-- Extract to read --
○ ○ ○

News Story

Latest Technology Used to Trace Ancestral Records at Mormon Family History Fair

The Honourable Tony Ince, minister of communities, culture and heritage, and a member of the legislative assembly (representing Cole Harbour—Portland Valley), was invited to welcome and address the participants at the second annual Family History Fair hosted by the Dartmouth Nova Scotia Stake of The Church of Jesus Christ of Latter-day Saints on November 14, 2015.

More than 100 budding genealogists from across Nova Scotia attended the day-long event. They learned how to trace their family histories, upload and edit photos, find missing Scottish and Irish records and use the latest technology to enhance family history research throughout the world. Representatives from the Nova Scotia Archives (formerly the Public Archives of Nova Scotia), the British Home Children, the Piper MacNeils of Cape Breton and the Canadian Museum of Immigration at Pier 21 explained how their organizations help individuals find information to fill in their family trees.

Hands-on activities included visiting a local cemetery to photograph headstones, then uploading the images to billiongraves.com, a website dedicated to making headstone images available to researchers worldwide. Another activity showed participants how to index the recently released records of four million former slaves of the United States. The records are part of the Freedmen’s Bureau Project, a treasure trove for those with African heritage. FamilySearch and its partners plan to have these records indexed and available online for free when the National Museum of African American History and Culture opens in Washington, D.C., in the fall of 2016.

○ ○ ○

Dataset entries
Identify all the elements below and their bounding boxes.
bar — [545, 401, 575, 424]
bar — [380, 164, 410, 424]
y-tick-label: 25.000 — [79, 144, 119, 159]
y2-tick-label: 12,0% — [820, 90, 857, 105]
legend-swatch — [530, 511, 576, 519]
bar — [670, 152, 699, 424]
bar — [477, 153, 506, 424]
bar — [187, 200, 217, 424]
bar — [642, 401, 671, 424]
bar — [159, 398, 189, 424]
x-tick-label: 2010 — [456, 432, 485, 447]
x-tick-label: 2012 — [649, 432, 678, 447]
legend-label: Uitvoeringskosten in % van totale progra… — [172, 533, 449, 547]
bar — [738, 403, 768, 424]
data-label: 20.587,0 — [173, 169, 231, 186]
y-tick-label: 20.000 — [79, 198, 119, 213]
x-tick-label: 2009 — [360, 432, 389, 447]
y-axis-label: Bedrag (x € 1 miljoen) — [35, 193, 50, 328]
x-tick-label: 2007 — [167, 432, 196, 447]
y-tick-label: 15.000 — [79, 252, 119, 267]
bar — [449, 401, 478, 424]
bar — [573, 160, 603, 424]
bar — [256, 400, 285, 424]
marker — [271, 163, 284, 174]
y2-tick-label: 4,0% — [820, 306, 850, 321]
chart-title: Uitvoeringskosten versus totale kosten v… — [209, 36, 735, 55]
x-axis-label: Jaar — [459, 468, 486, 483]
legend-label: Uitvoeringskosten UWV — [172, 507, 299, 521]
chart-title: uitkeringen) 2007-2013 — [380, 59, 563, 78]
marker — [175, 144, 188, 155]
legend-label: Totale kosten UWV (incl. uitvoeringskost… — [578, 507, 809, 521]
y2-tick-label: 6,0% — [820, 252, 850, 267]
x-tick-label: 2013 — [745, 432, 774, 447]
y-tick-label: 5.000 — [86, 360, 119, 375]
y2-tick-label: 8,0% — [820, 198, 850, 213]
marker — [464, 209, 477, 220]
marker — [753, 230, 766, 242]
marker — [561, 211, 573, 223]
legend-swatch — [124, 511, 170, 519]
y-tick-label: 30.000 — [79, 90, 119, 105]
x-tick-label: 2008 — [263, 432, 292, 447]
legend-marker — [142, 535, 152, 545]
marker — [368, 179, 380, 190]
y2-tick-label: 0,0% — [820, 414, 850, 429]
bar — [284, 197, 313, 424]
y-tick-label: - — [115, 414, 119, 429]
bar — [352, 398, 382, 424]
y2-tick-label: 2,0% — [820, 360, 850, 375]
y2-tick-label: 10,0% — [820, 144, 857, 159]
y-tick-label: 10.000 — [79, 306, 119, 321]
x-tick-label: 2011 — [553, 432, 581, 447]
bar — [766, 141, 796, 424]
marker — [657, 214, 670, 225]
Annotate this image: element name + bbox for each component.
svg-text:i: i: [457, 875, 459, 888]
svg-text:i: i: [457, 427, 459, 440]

○ ○ ○

-- Brief 1 --
How many people attended the Family History Fair described in the news story?
-- Brief 2 --
Reproduce the part of the news story starting with "The Honourable Tony" and going on through "November 14, 2015.".
-- Brief 3 --
Write what comes next in the news story about the Family History Fair, picking up after its last sentence.

-- Response 1 --
More than 100 budding genealogists from across Nova Scotia.

-- Response 2 --
The Honourable Tony Ince, minister of communities, culture and heritage, and a member of the legislative assembly (representing Cole Harbour—Portland Valley), was invited to welcome and address the participants at the second annual Family History Fair hosted by the Dartmouth Nova Scotia Stake of The Church of Jesus Christ of Latter-day Saints on November 14, 2015.

-- Response 3 --
Additionally, videos from RootsTech 2015, the largest family history event in the world (hosted by FamilySearch), were shown, covering a wide range of topics suitable for novice to professional genealogists.

Local Church family history centre volunteers Beverley Campbell and Joyce Wylie received certificates of recognition at the event for their 30 years of dedicated service. The Church of Jesus Christ of Latter-day Saints operates 166 family history centres throughout Canada. All centres are open to the public and staffed by qualified volunteers.

Gramma’s Attic was in attendance at the fair with a display of memorabilia from bygone eras, including antique quilts, photographs, an old Bible, kitchen dishes and utensils, furniture and a butter churn.

Latter-day Saints place great importance on family history research. As we research our family histories, we learn more about ourselves. James E. Faust, former counsellor in the First Presidency of the Church, said, “In many ways each of us is the sum total of what our ancestors were. The virtues they had may be our virtues, their strengths our strengths, and in a way their challenges could be our challenges” (“The Phenomenon That Is You,” Ensign, Nov. 2003).